What follows is a set of records, each of which is to be written out exactly.

● Saved data entries:
....
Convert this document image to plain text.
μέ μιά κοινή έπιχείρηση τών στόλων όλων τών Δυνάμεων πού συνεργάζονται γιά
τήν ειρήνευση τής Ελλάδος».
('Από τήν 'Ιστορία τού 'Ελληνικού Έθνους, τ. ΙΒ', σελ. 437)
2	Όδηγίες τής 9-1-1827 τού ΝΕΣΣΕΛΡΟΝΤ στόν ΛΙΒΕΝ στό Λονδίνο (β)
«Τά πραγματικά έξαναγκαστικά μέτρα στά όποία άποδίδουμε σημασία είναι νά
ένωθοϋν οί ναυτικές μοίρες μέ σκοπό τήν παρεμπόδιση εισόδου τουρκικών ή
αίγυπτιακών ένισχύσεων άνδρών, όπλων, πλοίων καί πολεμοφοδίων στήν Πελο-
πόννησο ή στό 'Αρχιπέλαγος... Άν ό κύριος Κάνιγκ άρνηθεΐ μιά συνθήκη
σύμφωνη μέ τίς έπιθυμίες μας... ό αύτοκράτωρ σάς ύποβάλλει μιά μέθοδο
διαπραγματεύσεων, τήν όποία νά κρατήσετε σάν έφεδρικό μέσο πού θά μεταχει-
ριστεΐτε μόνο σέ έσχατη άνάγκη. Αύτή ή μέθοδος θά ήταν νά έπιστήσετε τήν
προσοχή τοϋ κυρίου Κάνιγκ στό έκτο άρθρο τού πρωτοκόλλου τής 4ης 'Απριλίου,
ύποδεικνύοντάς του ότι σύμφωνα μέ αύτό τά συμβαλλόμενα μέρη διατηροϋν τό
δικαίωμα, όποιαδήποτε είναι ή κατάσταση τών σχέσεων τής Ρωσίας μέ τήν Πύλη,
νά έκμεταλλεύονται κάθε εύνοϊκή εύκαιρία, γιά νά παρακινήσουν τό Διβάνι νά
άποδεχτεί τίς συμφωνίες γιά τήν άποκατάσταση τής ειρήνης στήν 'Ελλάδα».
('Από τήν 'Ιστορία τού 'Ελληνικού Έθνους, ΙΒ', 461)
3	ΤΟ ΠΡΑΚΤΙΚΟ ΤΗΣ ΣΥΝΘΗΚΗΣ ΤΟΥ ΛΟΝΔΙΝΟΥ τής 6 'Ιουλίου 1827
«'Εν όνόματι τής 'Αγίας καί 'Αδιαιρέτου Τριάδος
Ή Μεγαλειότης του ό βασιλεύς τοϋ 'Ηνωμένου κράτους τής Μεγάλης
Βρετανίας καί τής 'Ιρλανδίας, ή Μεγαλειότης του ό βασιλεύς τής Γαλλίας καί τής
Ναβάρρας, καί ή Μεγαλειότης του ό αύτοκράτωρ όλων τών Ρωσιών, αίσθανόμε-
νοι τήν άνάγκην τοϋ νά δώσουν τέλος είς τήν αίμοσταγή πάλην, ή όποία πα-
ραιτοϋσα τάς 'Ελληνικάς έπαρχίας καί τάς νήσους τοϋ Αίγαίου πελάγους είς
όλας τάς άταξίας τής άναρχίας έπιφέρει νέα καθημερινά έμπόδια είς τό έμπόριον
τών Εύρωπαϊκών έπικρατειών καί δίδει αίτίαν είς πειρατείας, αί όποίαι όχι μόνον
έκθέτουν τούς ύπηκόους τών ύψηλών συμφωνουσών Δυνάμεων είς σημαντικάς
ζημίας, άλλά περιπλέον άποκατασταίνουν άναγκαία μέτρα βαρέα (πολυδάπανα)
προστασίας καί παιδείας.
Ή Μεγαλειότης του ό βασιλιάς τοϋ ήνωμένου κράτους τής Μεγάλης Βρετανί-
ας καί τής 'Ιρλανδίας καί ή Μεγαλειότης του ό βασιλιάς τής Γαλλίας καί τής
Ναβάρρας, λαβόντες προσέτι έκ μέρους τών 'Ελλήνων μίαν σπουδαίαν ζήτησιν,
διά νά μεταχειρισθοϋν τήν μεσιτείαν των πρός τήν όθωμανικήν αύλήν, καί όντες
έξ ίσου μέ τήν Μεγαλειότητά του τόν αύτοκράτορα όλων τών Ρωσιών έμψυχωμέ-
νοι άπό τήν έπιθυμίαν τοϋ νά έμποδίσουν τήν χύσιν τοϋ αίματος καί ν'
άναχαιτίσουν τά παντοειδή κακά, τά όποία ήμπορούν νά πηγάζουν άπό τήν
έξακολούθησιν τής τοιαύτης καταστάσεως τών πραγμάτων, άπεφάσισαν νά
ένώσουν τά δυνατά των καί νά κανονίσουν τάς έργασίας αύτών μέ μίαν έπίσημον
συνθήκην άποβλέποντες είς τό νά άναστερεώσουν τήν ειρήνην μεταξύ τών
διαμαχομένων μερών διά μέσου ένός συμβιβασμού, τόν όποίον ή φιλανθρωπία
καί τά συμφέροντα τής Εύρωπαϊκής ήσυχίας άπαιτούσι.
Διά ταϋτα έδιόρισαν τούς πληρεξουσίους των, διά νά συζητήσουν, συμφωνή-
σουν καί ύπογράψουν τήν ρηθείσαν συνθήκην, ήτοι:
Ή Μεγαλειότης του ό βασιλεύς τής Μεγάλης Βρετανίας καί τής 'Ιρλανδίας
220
....
● COMPLETED TASK:
Convert this document image to plain text.
μέ μιά κοινή έπιχείρηση τών στόλων όλων τών Δυνάμεων πού συνεργάζονται γιά
τήν ειρήνευση τής Ελλάδος».
('Από τήν 'Ιστορία τού 'Ελληνικού Έθνους, τ. ΙΒ', σελ. 437)
2	Όδηγίες τής 9-1-1827 τού ΝΕΣΣΕΛΡΟΝΤ στόν ΛΙΒΕΝ στό Λονδίνο (β)
«Τά πραγματικά έξαναγκαστικά μέτρα στά όποία άποδίδουμε σημασία είναι νά
ένωθοϋν οί ναυτικές μοίρες μέ σκοπό τήν παρεμπόδιση εισόδου τουρκικών ή
αίγυπτιακών ένισχύσεων άνδρών, όπλων, πλοίων καί πολεμοφοδίων στήν Πελο-
πόννησο ή στό 'Αρχιπέλαγος... Άν ό κύριος Κάνιγκ άρνηθεΐ μιά συνθήκη
σύμφωνη μέ τίς έπιθυμίες μας... ό αύτοκράτωρ σάς ύποβάλλει μιά μέθοδο
διαπραγματεύσεων, τήν όποία νά κρατήσετε σάν έφεδρικό μέσο πού θά μεταχει-
ριστεΐτε μόνο σέ έσχατη άνάγκη. Αύτή ή μέθοδος θά ήταν νά έπιστήσετε τήν
προσοχή τοϋ κυρίου Κάνιγκ στό έκτο άρθρο τού πρωτοκόλλου τής 4ης 'Απριλίου,
ύποδεικνύοντάς του ότι σύμφωνα μέ αύτό τά συμβαλλόμενα μέρη διατηροϋν τό
δικαίωμα, όποιαδήποτε είναι ή κατάσταση τών σχέσεων τής Ρωσίας μέ τήν Πύλη,
νά έκμεταλλεύονται κάθε εύνοϊκή εύκαιρία, γιά νά παρακινήσουν τό Διβάνι νά
άποδεχτεί τίς συμφωνίες γιά τήν άποκατάσταση τής ειρήνης στήν 'Ελλάδα».
('Από τήν 'Ιστορία τού 'Ελληνικού Έθνους, ΙΒ', 461)
3	ΤΟ ΠΡΑΚΤΙΚΟ ΤΗΣ ΣΥΝΘΗΚΗΣ ΤΟΥ ΛΟΝΔΙΝΟΥ τής 6 'Ιουλίου 1827
«'Εν όνόματι τής 'Αγίας καί 'Αδιαιρέτου Τριάδος
Ή Μεγαλειότης του ό βασιλεύς τοϋ 'Ηνωμένου κράτους τής Μεγάλης
Βρετανίας καί τής 'Ιρλανδίας, ή Μεγαλειότης του ό βασιλεύς τής Γαλλίας καί τής
Ναβάρρας, καί ή Μεγαλειότης του ό αύτοκράτωρ όλων τών Ρωσιών, αίσθανόμε-
νοι τήν άνάγκην τοϋ νά δώσουν τέλος είς τήν αίμοσταγή πάλην, ή όποία πα-
ραιτοϋσα τάς 'Ελληνικάς έπαρχίας καί τάς νήσους τοϋ Αίγαίου πελάγους είς
όλας τάς άταξίας τής άναρχίας έπιφέρει νέα καθημερινά έμπόδια είς τό έμπόριον
τών Εύρωπαϊκών έπικρατειών καί δίδει αίτίαν είς πειρατείας, αί όποίαι όχι μόνον
έκθέτουν τούς ύπηκόους τών ύψηλών συμφωνουσών Δυνάμεων είς σημαντικάς
ζημίας, άλλά περιπλέον άποκατασταίνουν άναγκαία μέτρα βαρέα (πολυδάπανα)
προστασίας καί παιδείας.
Ή Μεγαλειότης του ό βασιλιάς τοϋ ήνωμένου κράτους τής Μεγάλης Βρετανί-
ας καί τής 'Ιρλανδίας καί ή Μεγαλειότης του ό βασιλιάς τής Γαλλίας καί τής
Ναβάρρας, λαβόντες προσέτι έκ μέρους τών 'Ελλήνων μίαν σπουδαίαν ζήτησιν,
διά νά μεταχειρισθοϋν τήν μεσιτείαν των πρός τήν όθωμανικήν αύλήν, καί όντες
έξ ίσου μέ τήν Μεγαλειότητά του τόν αύτοκράτορα όλων τών Ρωσιών έμψυχωμέ-
νοι άπό τήν έπιθυμίαν τοϋ νά έμποδίσουν τήν χύσιν τοϋ αίματος καί ν'
άναχαιτίσουν τά παντοειδή κακά, τά όποία ήμπορούν νά πηγάζουν άπό τήν
έξακολούθησιν τής τοιαύτης καταστάσεως τών πραγμάτων, άπεφάσισαν νά
ένώσουν τά δυνατά των καί νά κανονίσουν τάς έργασίας αύτών μέ μίαν έπίσημον
συνθήκην άποβλέποντες είς τό νά άναστερεώσουν τήν ειρήνην μεταξύ τών
διαμαχομένων μερών διά μέσου ένός συμβιβασμού, τόν όποίον ή φιλανθρωπία
καί τά συμφέροντα τής Εύρωπαϊκής ήσυχίας άπαιτούσι.
Διά ταϋτα έδιόρισαν τούς πληρεξουσίους των, διά νά συζητήσουν, συμφωνή-
σουν καί ύπογράψουν τήν ρηθείσαν συνθήκην, ήτοι:
Ή Μεγαλειότης του ό βασιλεύς τής Μεγάλης Βρετανίας καί τής 'Ιρλανδίας
220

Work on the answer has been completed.